REQUEST 1:
In the exercise page, which book chapter are this week's exercises excerpted from?
REQUEST 2:
Reproduce the exercise page's wording, starting at "1. Draw a map" and ending at "input data sources.".

QUOTED PASSAGE:
━━━━

Exercise 05

Modified

November 20, 2024

Exercise due on 2024-10-23

ℹ️ See week 5 for related slides and readings

1 Overview

This week’s exercises are excerpted from Ch. 25 Functions in R for Data Science. This exercise is practice for writing three types of functions:

  • Mutate (or vector) functions
  • Data frame functions
  • Plotting functions

2 Mutate (or vector) functions

Practice turning the following code snippets into functions. Think about what each function does. What would you call it? How many arguments does it need?

mean(is.na(x))
mean(is.na(y))
mean(is.na(z))

x / sum(x, na.rm = TRUE)
y / sum(y, na.rm = TRUE)
z / sum(z, na.rm = TRUE)

round(x / sum(x, na.rm = TRUE) * 100, 1)
round(y / sum(y, na.rm = TRUE) * 100, 1)
round(z / sum(z, na.rm = TRUE) * 100, 1)

Given a vector of birthdates, write a function to compute the age in years.

The {lubridate} package makes working with dates in R much easier. Take a look at the package Getting started guide or Ch. 17 Dates and Times from R4DS for more information.

3 Data frame functions

Using the datasets from {nycflights13}, write a function that:

  1. Finds all flights that were cancelled (i.e. is.na(arr_time)) or delayed by more than an hour.
flights |> filter_severe()
  1. Counts the number of cancelled flights and the number of flights delayed by more than an hour.
flights |> group_by(dest) |> summarize_severe()
  1. Finds all flights that were cancelled or delayed by more than a user supplied number of hours:
flights |> filter_severe(hours = 2)
  1. Summarizes the weather to compute the minimum, mean, and maximum, of a user supplied variable:
weather |> summarize_weather(temp)
  1. Converts the user supplied variable that uses clock time (e.g., dep_time, arr_time, etc.) into a decimal time (i.e. hours + (minutes / 60)).
flights |> standardize_time(sched_dep_time)

Question 4 and 5 may require an understanding of tidy evaluation using the “embracing” syntax. Go back and review our reading if you are not sure how this works!

4 Plotting functions

Build up a rich plotting function by incrementally implementing each of the steps below:

  1. Draw a map using an sf object.

  2. Map an variable from the data to a single aesthetic attribute, such as fill, color, or size.

  3. Add annotation to the map using geom_sf_text() or geom_sf_label(). You could add labels to the highest or lowest values or add labels based on a second variable.

  4. Optional: Apply a spatial or geometric transformation function, e.g. sf::st_centroid(), sf::st_filter(), or sf::st_buffer(), to part or all of the input data before plotting. Consider how spatial transformation can be part of the process of visualizing spatial data.

  5. Add a title and labels. Your function should allow a use to customize the labels as needed.

Please give your function an appropriate name and provide one or more examples showing how your function works with different input data sources.

plot_function <- function(
  # Function arguments
  ...
  ) {
  # Body of the function
}

━━━━

SUPPLIED RECORDS:

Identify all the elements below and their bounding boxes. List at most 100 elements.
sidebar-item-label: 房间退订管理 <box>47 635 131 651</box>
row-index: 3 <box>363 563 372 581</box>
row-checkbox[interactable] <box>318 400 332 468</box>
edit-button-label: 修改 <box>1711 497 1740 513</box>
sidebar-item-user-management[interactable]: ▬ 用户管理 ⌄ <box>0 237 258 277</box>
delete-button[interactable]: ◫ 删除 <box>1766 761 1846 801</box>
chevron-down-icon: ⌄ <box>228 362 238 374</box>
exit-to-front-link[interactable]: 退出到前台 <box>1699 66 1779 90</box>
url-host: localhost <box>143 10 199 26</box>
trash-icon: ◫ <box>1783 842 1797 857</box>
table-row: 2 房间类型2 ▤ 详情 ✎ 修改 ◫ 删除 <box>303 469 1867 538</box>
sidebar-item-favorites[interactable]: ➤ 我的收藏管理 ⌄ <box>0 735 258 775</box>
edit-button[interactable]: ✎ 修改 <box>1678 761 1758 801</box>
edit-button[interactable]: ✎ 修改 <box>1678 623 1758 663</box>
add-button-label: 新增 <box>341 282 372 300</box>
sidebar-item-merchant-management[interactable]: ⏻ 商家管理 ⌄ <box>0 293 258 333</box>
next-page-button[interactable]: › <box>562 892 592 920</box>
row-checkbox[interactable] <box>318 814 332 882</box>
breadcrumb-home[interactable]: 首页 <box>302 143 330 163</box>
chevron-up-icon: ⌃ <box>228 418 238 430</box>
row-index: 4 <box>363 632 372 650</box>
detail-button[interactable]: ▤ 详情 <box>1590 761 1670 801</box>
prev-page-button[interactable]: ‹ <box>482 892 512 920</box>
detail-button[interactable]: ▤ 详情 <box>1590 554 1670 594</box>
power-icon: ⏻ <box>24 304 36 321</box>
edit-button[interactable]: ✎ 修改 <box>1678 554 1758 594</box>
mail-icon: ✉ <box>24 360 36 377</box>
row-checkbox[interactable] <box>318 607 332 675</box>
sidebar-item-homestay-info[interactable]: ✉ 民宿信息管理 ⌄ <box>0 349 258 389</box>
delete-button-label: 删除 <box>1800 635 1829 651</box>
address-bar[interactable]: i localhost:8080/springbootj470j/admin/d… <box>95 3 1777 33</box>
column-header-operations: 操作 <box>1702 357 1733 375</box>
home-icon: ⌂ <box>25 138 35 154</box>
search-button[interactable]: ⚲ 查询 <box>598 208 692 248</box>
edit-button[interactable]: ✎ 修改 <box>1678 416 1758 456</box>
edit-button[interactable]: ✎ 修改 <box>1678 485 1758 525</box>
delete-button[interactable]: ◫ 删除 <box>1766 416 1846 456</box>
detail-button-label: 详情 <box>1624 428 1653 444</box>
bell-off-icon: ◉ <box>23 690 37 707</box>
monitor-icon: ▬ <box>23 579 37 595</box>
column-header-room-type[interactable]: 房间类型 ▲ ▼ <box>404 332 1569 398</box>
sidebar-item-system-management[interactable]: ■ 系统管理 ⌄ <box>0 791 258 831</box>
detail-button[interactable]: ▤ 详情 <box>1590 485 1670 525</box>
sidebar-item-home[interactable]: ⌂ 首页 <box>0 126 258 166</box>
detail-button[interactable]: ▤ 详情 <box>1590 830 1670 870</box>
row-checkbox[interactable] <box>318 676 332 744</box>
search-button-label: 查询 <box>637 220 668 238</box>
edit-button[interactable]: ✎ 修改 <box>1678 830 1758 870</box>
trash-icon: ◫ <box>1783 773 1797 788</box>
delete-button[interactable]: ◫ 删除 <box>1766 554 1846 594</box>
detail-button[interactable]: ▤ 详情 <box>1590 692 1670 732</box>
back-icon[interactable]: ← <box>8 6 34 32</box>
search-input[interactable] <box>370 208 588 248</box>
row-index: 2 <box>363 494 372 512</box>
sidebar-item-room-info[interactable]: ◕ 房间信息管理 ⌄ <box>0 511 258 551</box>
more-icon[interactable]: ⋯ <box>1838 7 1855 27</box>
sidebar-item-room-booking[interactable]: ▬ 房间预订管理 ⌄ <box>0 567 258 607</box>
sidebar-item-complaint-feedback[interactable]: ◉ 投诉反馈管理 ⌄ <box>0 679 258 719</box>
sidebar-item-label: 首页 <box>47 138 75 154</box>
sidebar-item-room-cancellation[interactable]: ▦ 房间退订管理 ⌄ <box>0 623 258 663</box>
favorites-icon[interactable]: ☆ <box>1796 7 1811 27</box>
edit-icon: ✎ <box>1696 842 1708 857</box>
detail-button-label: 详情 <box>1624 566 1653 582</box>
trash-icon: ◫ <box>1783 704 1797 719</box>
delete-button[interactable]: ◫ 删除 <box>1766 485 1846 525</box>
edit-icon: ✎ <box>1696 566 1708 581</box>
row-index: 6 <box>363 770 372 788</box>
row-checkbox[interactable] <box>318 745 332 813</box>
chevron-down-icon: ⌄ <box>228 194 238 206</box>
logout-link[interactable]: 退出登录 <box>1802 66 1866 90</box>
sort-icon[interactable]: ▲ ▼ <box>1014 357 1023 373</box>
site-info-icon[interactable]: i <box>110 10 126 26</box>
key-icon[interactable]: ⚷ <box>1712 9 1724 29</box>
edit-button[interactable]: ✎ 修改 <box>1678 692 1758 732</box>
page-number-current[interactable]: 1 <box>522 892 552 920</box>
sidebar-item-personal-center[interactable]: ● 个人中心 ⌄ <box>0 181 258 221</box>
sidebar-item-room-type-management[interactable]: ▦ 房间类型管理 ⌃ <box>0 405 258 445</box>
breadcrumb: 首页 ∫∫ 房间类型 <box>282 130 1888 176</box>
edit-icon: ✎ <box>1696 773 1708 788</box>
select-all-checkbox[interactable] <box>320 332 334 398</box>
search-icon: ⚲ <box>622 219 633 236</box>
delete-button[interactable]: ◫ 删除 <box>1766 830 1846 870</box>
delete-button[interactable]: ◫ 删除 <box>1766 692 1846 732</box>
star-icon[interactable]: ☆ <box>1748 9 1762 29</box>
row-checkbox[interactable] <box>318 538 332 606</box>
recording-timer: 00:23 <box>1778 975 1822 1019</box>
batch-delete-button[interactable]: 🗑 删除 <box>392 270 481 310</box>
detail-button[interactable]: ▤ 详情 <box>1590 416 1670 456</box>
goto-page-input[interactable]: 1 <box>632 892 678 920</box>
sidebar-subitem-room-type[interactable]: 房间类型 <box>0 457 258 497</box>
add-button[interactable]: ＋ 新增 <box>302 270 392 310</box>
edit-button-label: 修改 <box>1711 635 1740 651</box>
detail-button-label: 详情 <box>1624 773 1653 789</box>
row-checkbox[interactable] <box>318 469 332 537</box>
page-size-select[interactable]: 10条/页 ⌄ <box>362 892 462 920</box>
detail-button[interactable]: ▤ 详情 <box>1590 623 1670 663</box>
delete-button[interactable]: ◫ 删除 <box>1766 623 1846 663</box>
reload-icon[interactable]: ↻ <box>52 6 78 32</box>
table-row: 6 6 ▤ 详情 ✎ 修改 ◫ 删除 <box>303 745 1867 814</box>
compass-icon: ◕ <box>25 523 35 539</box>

━━━━

OUTPUT 1:
Ch. 25 Functions in R for Data Science.

OUTPUT 2:
1. Draw a map using an sf object.

  2. Map an variable from the data to a single aesthetic attribute, such as fill, color, or size.

  3. Add annotation to the map using geom_sf_text() or geom_sf_label(). You could add labels to the highest or lowest values or add labels based on a second variable.

  4. Optional: Apply a spatial or geometric transformation function, e.g. sf::st_centroid(), sf::st_filter(), or sf::st_buffer(), to part or all of the input data before plotting. Consider how spatial transformation can be part of the process of visualizing spatial data.

  5. Add a title and labels. Your function should allow a use to customize the labels as needed.

Please give your function an appropriate name and provide one or more examples showing how your function works with different input data sources.